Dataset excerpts
========
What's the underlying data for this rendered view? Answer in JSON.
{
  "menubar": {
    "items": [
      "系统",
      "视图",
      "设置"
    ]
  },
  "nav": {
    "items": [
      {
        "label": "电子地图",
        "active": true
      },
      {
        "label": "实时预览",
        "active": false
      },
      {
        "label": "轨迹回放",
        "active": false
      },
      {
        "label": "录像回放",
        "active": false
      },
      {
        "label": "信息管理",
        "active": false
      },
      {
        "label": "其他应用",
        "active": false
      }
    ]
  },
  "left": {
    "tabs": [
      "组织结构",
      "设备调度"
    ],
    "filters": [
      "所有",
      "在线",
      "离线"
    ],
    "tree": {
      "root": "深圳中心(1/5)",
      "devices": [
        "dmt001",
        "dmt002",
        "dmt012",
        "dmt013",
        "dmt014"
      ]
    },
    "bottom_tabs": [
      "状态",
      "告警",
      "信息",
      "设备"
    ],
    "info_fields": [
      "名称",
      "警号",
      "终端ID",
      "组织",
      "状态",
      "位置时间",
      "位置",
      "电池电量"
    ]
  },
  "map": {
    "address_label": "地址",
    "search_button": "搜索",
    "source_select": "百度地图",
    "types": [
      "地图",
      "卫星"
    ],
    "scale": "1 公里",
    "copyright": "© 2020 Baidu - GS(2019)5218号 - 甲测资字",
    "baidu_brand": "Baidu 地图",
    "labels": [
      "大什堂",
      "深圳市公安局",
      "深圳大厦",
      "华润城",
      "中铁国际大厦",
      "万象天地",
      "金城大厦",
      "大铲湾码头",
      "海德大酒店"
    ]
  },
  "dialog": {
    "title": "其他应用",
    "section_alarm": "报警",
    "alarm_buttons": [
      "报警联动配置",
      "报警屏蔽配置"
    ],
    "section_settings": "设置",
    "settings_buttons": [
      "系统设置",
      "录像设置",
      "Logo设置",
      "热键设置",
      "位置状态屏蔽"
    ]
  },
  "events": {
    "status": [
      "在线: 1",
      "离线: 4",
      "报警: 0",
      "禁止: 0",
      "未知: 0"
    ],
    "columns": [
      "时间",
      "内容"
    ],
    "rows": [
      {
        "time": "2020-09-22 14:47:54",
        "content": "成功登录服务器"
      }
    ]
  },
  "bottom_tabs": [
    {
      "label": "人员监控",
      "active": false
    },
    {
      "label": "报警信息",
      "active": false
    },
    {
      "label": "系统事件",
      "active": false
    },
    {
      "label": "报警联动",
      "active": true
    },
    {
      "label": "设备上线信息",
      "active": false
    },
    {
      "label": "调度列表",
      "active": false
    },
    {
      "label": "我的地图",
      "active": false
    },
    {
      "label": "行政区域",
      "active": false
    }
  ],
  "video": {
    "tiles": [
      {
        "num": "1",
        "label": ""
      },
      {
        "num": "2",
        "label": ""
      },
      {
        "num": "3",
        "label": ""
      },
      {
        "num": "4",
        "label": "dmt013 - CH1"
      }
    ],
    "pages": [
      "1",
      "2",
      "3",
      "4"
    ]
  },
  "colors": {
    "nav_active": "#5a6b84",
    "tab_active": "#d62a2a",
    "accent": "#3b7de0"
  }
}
========
PROBLEM DESCRIPTION |
Please quote every record above exactly as it appears.

TASK RESPONSE |
What's the underlying data for this rendered view? Answer in JSON.
{
  "menubar": {
    "items": [
      "系统",
      "视图",
      "设置"
    ]
  },
  "nav": {
    "items": [
      {
        "label": "电子地图",
        "active": true
      },
      {
        "label": "实时预览",
        "active": false
      },
      {
        "label": "轨迹回放",
        "active": false
      },
      {
        "label": "录像回放",
        "active": false
      },
      {
        "label": "信息管理",
        "active": false
      },
      {
        "label": "其他应用",
        "active": false
      }
    ]
  },
  "left": {
    "tabs": [
      "组织结构",
      "设备调度"
    ],
    "filters": [
      "所有",
      "在线",
      "离线"
    ],
    "tree": {
      "root": "深圳中心(1/5)",
      "devices": [
        "dmt001",
        "dmt002",
        "dmt012",
        "dmt013",
        "dmt014"
      ]
    },
    "bottom_tabs": [
      "状态",
      "告警",
      "信息",
      "设备"
    ],
    "info_fields": [
      "名称",
      "警号",
      "终端ID",
      "组织",
      "状态",
      "位置时间",
      "位置",
      "电池电量"
    ]
  },
  "map": {
    "address_label": "地址",
    "search_button": "搜索",
    "source_select": "百度地图",
    "types": [
      "地图",
      "卫星"
    ],
    "scale": "1 公里",
    "copyright": "© 2020 Baidu - GS(2019)5218号 - 甲测资字",
    "baidu_brand": "Baidu 地图",
    "labels": [
      "大什堂",
      "深圳市公安局",
      "深圳大厦",
      "华润城",
      "中铁国际大厦",
      "万象天地",
      "金城大厦",
      "大铲湾码头",
      "海德大酒店"
    ]
  },
  "dialog": {
    "title": "其他应用",
    "section_alarm": "报警",
    "alarm_buttons": [
      "报警联动配置",
      "报警屏蔽配置"
    ],
    "section_settings": "设置",
    "settings_buttons": [
      "系统设置",
      "录像设置",
      "Logo设置",
      "热键设置",
      "位置状态屏蔽"
    ]
  },
  "events": {
    "status": [
      "在线: 1",
      "离线: 4",
      "报警: 0",
      "禁止: 0",
      "未知: 0"
    ],
    "columns": [
      "时间",
      "内容"
    ],
    "rows": [
      {
        "time": "2020-09-22 14:47:54",
        "content": "成功登录服务器"
      }
    ]
  },
  "bottom_tabs": [
    {
      "label": "人员监控",
      "active": false
    },
    {
      "label": "报警信息",
      "active": false
    },
    {
      "label": "系统事件",
      "active": false
    },
    {
      "label": "报警联动",
      "active": true
    },
    {
      "label": "设备上线信息",
      "active": false
    },
    {
      "label": "调度列表",
      "active": false
    },
    {
      "label": "我的地图",
      "active": false
    },
    {
      "label": "行政区域",
      "active": false
    }
  ],
  "video": {
    "tiles": [
      {
        "num": "1",
        "label": ""
      },
      {
        "num": "2",
        "label": ""
      },
      {
        "num": "3",
        "label": ""
      },
      {
        "num": "4",
        "label": "dmt013 - CH1"
      }
    ],
    "pages": [
      "1",
      "2",
      "3",
      "4"
    ]
  },
  "colors": {
    "nav_active": "#5a6b84",
    "tab_active": "#d62a2a",
    "accent": "#3b7de0"
  }
}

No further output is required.